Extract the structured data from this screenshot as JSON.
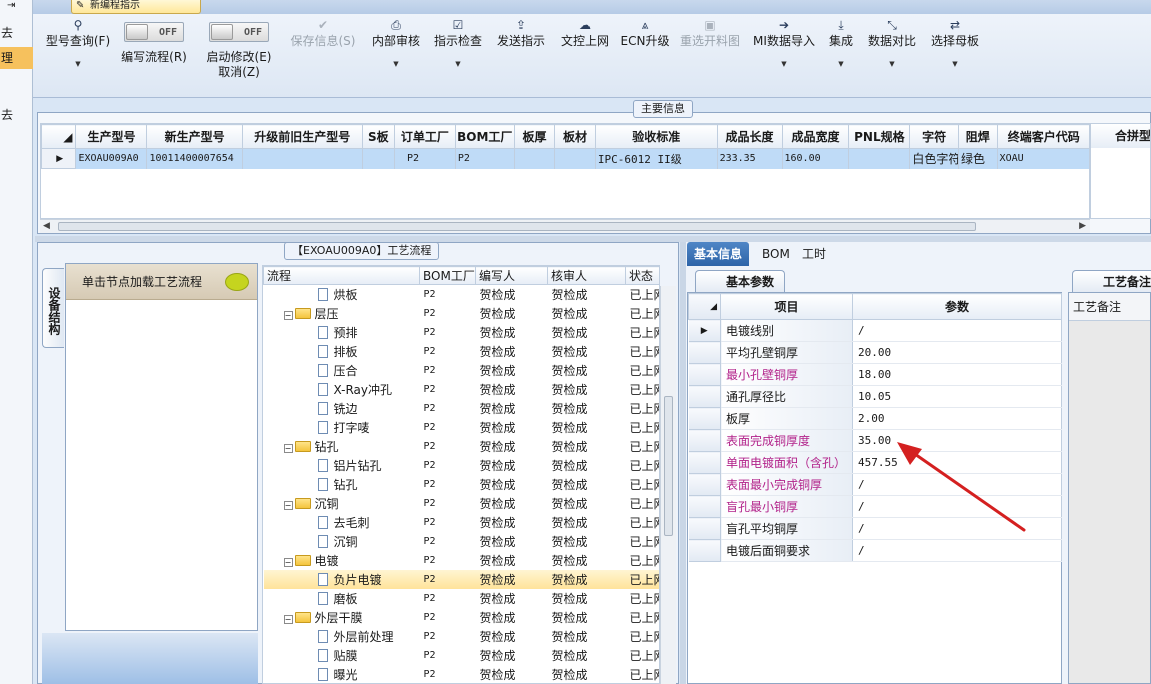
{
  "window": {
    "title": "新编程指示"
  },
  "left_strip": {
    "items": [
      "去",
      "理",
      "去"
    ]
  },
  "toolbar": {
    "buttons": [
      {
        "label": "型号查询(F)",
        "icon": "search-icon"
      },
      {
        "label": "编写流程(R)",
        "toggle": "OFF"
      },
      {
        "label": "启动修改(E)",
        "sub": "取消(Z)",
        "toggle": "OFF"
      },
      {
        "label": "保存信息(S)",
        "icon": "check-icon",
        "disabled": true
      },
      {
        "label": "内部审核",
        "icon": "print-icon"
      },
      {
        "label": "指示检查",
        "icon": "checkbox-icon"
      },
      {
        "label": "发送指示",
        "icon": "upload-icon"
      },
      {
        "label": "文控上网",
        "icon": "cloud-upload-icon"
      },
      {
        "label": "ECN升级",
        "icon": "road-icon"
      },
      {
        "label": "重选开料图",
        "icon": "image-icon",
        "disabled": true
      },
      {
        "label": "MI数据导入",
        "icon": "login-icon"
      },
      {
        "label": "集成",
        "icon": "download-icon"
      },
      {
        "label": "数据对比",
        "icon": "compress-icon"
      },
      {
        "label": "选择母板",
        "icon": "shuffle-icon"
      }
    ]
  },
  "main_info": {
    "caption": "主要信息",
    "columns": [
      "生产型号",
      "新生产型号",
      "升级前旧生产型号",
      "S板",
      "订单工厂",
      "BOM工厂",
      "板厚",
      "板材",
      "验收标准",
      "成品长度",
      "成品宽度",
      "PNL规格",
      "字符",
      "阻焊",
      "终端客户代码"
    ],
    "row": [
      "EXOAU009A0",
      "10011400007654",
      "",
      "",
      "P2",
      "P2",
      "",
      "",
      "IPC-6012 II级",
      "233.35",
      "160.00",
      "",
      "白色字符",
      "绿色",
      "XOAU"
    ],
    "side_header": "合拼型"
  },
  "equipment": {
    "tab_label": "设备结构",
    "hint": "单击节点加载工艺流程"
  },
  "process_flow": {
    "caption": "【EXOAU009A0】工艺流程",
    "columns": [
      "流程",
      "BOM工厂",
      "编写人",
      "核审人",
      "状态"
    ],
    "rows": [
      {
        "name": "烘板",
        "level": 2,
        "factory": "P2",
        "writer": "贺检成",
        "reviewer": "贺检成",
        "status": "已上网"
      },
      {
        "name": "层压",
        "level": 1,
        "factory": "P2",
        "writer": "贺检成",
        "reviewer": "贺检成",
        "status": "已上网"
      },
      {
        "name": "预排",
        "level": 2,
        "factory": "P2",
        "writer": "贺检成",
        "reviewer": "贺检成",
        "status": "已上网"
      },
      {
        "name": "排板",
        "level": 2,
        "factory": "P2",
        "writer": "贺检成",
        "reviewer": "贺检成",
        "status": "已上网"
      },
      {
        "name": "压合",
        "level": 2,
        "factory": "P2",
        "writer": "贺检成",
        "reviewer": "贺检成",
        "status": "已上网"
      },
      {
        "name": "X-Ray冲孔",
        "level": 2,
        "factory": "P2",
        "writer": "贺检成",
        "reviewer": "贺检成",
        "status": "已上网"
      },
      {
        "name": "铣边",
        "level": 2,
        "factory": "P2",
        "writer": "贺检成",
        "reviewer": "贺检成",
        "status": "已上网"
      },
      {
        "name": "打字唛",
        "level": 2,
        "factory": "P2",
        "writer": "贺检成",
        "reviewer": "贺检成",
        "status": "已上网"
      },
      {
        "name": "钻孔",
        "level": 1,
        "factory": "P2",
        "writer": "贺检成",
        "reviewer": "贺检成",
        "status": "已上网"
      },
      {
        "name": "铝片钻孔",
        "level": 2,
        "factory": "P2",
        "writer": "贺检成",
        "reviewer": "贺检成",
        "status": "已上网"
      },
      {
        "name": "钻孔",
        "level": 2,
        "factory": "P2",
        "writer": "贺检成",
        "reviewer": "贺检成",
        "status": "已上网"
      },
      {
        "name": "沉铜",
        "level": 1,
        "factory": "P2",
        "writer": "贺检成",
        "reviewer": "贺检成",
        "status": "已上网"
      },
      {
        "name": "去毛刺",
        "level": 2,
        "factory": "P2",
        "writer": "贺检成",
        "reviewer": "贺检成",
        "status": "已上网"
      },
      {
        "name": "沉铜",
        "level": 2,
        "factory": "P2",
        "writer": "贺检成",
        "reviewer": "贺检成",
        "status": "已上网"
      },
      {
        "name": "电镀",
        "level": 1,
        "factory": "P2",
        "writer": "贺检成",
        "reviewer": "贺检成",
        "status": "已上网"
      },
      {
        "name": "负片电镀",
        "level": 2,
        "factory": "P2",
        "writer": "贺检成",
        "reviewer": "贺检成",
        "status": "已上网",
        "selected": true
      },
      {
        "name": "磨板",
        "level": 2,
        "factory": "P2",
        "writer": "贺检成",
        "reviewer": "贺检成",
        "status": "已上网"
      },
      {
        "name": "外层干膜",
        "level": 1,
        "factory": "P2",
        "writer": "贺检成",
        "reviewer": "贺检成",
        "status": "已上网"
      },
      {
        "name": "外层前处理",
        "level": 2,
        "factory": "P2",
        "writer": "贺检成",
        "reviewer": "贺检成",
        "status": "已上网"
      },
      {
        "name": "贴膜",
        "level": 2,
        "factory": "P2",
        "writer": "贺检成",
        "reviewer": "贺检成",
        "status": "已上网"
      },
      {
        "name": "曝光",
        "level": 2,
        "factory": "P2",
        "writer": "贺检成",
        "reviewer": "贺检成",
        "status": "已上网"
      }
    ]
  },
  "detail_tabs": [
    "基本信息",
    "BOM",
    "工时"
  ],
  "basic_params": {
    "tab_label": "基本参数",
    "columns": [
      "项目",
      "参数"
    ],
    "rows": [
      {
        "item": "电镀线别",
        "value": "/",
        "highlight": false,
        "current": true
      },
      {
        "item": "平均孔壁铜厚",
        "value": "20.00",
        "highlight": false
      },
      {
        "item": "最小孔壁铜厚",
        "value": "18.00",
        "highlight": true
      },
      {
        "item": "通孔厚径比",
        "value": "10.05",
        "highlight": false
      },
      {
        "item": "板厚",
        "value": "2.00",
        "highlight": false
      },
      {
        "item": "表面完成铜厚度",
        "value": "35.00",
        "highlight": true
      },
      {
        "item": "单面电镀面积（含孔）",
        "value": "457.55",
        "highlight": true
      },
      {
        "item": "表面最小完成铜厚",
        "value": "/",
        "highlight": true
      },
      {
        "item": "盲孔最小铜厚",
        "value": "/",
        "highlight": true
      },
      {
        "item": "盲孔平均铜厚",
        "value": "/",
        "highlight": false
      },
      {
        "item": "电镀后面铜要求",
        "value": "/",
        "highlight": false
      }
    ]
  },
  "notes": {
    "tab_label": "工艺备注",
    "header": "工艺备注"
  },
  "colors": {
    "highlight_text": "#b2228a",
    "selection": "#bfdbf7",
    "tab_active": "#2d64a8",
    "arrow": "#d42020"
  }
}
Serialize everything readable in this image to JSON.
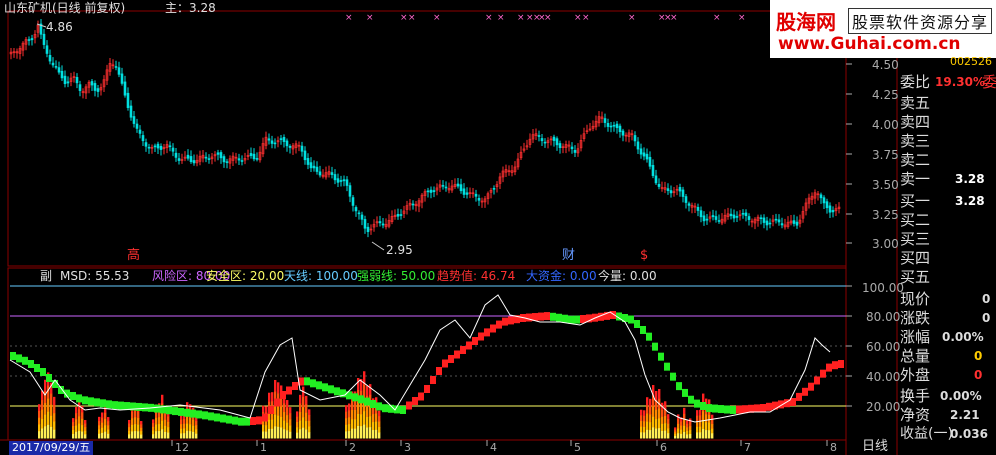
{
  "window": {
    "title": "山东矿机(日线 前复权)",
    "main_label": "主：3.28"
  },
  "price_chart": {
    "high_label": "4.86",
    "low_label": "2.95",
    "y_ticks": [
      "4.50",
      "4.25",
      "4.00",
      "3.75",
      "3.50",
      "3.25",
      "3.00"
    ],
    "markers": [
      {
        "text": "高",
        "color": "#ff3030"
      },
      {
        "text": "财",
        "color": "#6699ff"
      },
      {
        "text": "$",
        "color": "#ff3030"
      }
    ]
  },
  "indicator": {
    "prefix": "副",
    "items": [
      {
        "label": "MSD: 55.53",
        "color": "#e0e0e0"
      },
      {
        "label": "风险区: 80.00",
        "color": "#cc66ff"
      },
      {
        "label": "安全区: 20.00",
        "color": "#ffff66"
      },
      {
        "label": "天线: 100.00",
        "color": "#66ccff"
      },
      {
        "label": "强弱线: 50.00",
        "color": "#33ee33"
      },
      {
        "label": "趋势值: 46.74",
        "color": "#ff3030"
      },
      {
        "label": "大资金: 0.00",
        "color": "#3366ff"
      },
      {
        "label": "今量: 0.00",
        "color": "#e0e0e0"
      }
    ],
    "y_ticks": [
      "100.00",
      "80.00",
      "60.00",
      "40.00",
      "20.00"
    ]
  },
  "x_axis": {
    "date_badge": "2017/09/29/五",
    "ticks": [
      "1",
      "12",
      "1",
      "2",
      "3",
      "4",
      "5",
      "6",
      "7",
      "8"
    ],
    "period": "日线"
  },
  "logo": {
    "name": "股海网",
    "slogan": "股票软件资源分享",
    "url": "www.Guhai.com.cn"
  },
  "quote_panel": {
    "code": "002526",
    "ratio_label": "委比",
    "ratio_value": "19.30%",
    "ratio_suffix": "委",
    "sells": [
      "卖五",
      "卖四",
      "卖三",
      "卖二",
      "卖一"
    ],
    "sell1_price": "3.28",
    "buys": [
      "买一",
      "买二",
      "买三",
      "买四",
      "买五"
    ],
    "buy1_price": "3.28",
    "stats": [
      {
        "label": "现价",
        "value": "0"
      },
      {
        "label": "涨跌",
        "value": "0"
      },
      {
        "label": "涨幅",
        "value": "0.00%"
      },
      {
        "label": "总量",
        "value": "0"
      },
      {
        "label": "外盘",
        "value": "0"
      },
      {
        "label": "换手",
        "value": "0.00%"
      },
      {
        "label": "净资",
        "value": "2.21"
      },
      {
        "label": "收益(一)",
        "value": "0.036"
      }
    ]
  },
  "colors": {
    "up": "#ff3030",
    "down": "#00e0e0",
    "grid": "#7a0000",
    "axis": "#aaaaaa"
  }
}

=-=-=

• **What you should do**:
Gather up, from the records above, each line where the word "upload" appears.

• **Exercise solution**:
        "icon": "upload-icon"
        "icon": "cloud-upload-icon"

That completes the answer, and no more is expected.